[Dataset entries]
-*-
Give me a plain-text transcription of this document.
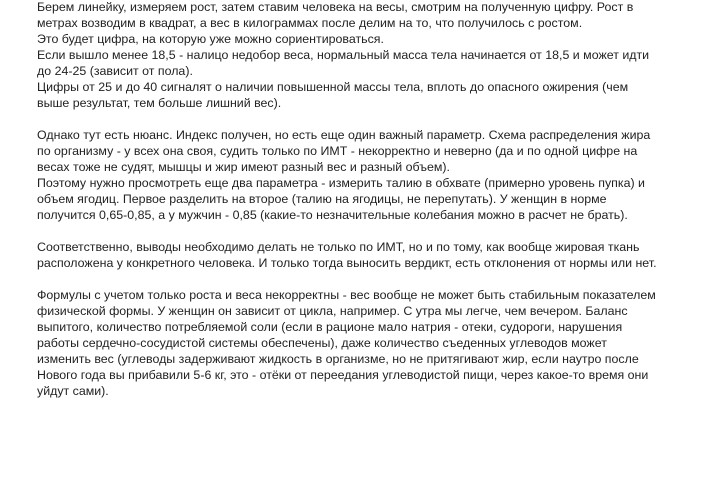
Берем линейку, измеряем рост, затем ставим человека на весы, смотрим на полученную цифру. Рост в
метрах возводим в квадрат, а вес в килограммах после делим на то, что получилось с ростом.
Это будет цифра, на которую уже можно сориентироваться.
Если вышло менее 18,5 - налицо недобор веса, нормальный масса тела начинается от 18,5 и может идти
до 24-25 (зависит от пола).
Цифры от 25 и до 40 сигналят о наличии повышенной массы тела, вплоть до опасного ожирения (чем
выше результат, тем больше лишний вес).
Однако тут есть нюанс. Индекс получен, но есть еще один важный параметр. Схема распределения жира
по организму - у всех она своя, судить только по ИМТ - некорректно и неверно (да и по одной цифре на
весах тоже не судят, мышцы и жир имеют разный вес и разный объем).
Поэтому нужно просмотреть еще два параметра - измерить талию в обхвате (примерно уровень пупка) и
объем ягодиц. Первое разделить на второе (талию на ягодицы, не перепутать). У женщин в норме
получится 0,65-0,85, а у мужчин - 0,85 (какие-то незначительные колебания можно в расчет не брать).
Соответственно, выводы необходимо делать не только по ИМТ, но и по тому, как вообще жировая ткань
расположена у конкретного человека. И только тогда выносить вердикт, есть отклонения от нормы или нет.
Формулы с учетом только роста и веса некорректны - вес вообще не может быть стабильным показателем
физической формы. У женщин он зависит от цикла, например. С утра мы легче, чем вечером. Баланс
выпитого, количество потребляемой соли (если в рационе мало натрия - отеки, судороги, нарушения
работы сердечно-сосудистой системы обеспечены), даже количество съеденных углеводов может
изменить вес (углеводы задерживают жидкость в организме, но не притягивают жир, если наутро после
Нового года вы прибавили 5-6 кг, это - отёки от переедания углеводистой пищи, через какое-то время они
уйдут сами).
-*-
• **WHAT THE TASK ASKS**
Give every record again exactly, apart from the pictures, which stay out.

• **ANSWER TO THE PROBLEM**
Give me a plain-text transcription of this document.
Берем линейку, измеряем рост, затем ставим человека на весы, смотрим на полученную цифру. Рост в
метрах возводим в квадрат, а вес в килограммах после делим на то, что получилось с ростом.
Это будет цифра, на которую уже можно сориентироваться.
Если вышло менее 18,5 - налицо недобор веса, нормальный масса тела начинается от 18,5 и может идти
до 24-25 (зависит от пола).
Цифры от 25 и до 40 сигналят о наличии повышенной массы тела, вплоть до опасного ожирения (чем
выше результат, тем больше лишний вес).
Однако тут есть нюанс. Индекс получен, но есть еще один важный параметр. Схема распределения жира
по организму - у всех она своя, судить только по ИМТ - некорректно и неверно (да и по одной цифре на
весах тоже не судят, мышцы и жир имеют разный вес и разный объем).
Поэтому нужно просмотреть еще два параметра - измерить талию в обхвате (примерно уровень пупка) и
объем ягодиц. Первое разделить на второе (талию на ягодицы, не перепутать). У женщин в норме
получится 0,65-0,85, а у мужчин - 0,85 (какие-то незначительные колебания можно в расчет не брать).
Соответственно, выводы необходимо делать не только по ИМТ, но и по тому, как вообще жировая ткань
расположена у конкретного человека. И только тогда выносить вердикт, есть отклонения от нормы или нет.
Формулы с учетом только роста и веса некорректны - вес вообще не может быть стабильным показателем
физической формы. У женщин он зависит от цикла, например. С утра мы легче, чем вечером. Баланс
выпитого, количество потребляемой соли (если в рационе мало натрия - отеки, судороги, нарушения
работы сердечно-сосудистой системы обеспечены), даже количество съеденных углеводов может
изменить вес (углеводы задерживают жидкость в организме, но не притягивают жир, если наутро после
Нового года вы прибавили 5-6 кг, это - отёки от переедания углеводистой пищи, через какое-то время они
уйдут сами).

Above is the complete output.